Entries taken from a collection
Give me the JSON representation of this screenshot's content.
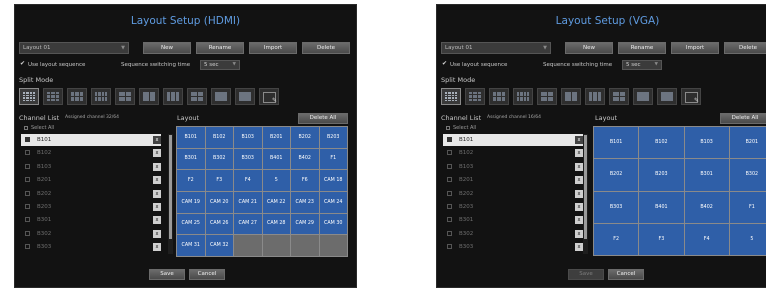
{
  "hdmi": {
    "title": "Layout Setup (HDMI)",
    "layout_select": "Layout 01",
    "buttons": {
      "new": "New",
      "rename": "Rename",
      "import": "Import",
      "delete": "Delete"
    },
    "use_sequence_label": "Use layout sequence",
    "switching_time_label": "Sequence switching time",
    "switching_time_value": "5 sec",
    "split_mode_label": "Split Mode",
    "channel_list_label": "Channel List",
    "assigned_label": "Assigned channel",
    "assigned_count": "32/64",
    "select_all_label": "Select All",
    "layout_label": "Layout",
    "delete_all": "Delete All",
    "channels": [
      "B101",
      "B102",
      "B103",
      "B201",
      "B202",
      "B203",
      "B301",
      "B302",
      "B303"
    ],
    "selected_channel_index": 0,
    "remove_glyph": "x",
    "scroll_position": 0.05,
    "grid": [
      "B101",
      "B102",
      "B103",
      "B201",
      "B202",
      "B203",
      "B301",
      "B302",
      "B303",
      "B401",
      "B402",
      "F1",
      "F2",
      "F3",
      "F4",
      "5",
      "F6",
      "CAM 18",
      "CAM 19",
      "CAM 20",
      "CAM 21",
      "CAM 22",
      "CAM 23",
      "CAM 24",
      "CAM 25",
      "CAM 26",
      "CAM 27",
      "CAM 28",
      "CAM 29",
      "CAM 30",
      "CAM 31",
      "CAM 32",
      "",
      "",
      "",
      ""
    ],
    "save": "Save",
    "cancel": "Cancel"
  },
  "vga": {
    "title": "Layout Setup (VGA)",
    "layout_select": "Layout 01",
    "buttons": {
      "new": "New",
      "rename": "Rename",
      "import": "Import",
      "delete": "Delete"
    },
    "use_sequence_label": "Use layout sequence",
    "switching_time_label": "Sequence switching time",
    "switching_time_value": "5 sec",
    "split_mode_label": "Split Mode",
    "channel_list_label": "Channel List",
    "assigned_label": "Assigned channel",
    "assigned_count": "16/64",
    "select_all_label": "Select All",
    "layout_label": "Layout",
    "delete_all": "Delete All",
    "channels": [
      "B101",
      "B102",
      "B103",
      "B201",
      "B202",
      "B203",
      "B301",
      "B302",
      "B303"
    ],
    "selected_channel_index": 0,
    "remove_glyph": "x",
    "scroll_position": 0.05,
    "grid": [
      "B101",
      "B102",
      "B103",
      "B201",
      "B202",
      "B203",
      "B301",
      "B302",
      "B303",
      "B401",
      "B402",
      "F1",
      "F2",
      "F3",
      "F4",
      "5"
    ],
    "save": "Save",
    "cancel": "Cancel"
  },
  "colors": {
    "title": "#5f9be0",
    "panel": "#121212",
    "cell": "#2f5fa8",
    "cell_empty": "#6c6c6c"
  }
}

## [What you should do]
Except for the pictures, give all the material above again verbatim.

## [Exercise answer]
Give me the JSON representation of this screenshot's content.
{
  "hdmi": {
    "title": "Layout Setup (HDMI)",
    "layout_select": "Layout 01",
    "buttons": {
      "new": "New",
      "rename": "Rename",
      "import": "Import",
      "delete": "Delete"
    },
    "use_sequence_label": "Use layout sequence",
    "switching_time_label": "Sequence switching time",
    "switching_time_value": "5 sec",
    "split_mode_label": "Split Mode",
    "channel_list_label": "Channel List",
    "assigned_label": "Assigned channel",
    "assigned_count": "32/64",
    "select_all_label": "Select All",
    "layout_label": "Layout",
    "delete_all": "Delete All",
    "channels": [
      "B101",
      "B102",
      "B103",
      "B201",
      "B202",
      "B203",
      "B301",
      "B302",
      "B303"
    ],
    "selected_channel_index": 0,
    "remove_glyph": "x",
    "scroll_position": 0.05,
    "grid": [
      "B101",
      "B102",
      "B103",
      "B201",
      "B202",
      "B203",
      "B301",
      "B302",
      "B303",
      "B401",
      "B402",
      "F1",
      "F2",
      "F3",
      "F4",
      "5",
      "F6",
      "CAM 18",
      "CAM 19",
      "CAM 20",
      "CAM 21",
      "CAM 22",
      "CAM 23",
      "CAM 24",
      "CAM 25",
      "CAM 26",
      "CAM 27",
      "CAM 28",
      "CAM 29",
      "CAM 30",
      "CAM 31",
      "CAM 32",
      "",
      "",
      "",
      ""
    ],
    "save": "Save",
    "cancel": "Cancel"
  },
  "vga": {
    "title": "Layout Setup (VGA)",
    "layout_select": "Layout 01",
    "buttons": {
      "new": "New",
      "rename": "Rename",
      "import": "Import",
      "delete": "Delete"
    },
    "use_sequence_label": "Use layout sequence",
    "switching_time_label": "Sequence switching time",
    "switching_time_value": "5 sec",
    "split_mode_label": "Split Mode",
    "channel_list_label": "Channel List",
    "assigned_label": "Assigned channel",
    "assigned_count": "16/64",
    "select_all_label": "Select All",
    "layout_label": "Layout",
    "delete_all": "Delete All",
    "channels": [
      "B101",
      "B102",
      "B103",
      "B201",
      "B202",
      "B203",
      "B301",
      "B302",
      "B303"
    ],
    "selected_channel_index": 0,
    "remove_glyph": "x",
    "scroll_position": 0.05,
    "grid": [
      "B101",
      "B102",
      "B103",
      "B201",
      "B202",
      "B203",
      "B301",
      "B302",
      "B303",
      "B401",
      "B402",
      "F1",
      "F2",
      "F3",
      "F4",
      "5"
    ],
    "save": "Save",
    "cancel": "Cancel"
  },
  "colors": {
    "title": "#5f9be0",
    "panel": "#121212",
    "cell": "#2f5fa8",
    "cell_empty": "#6c6c6c"
  }
}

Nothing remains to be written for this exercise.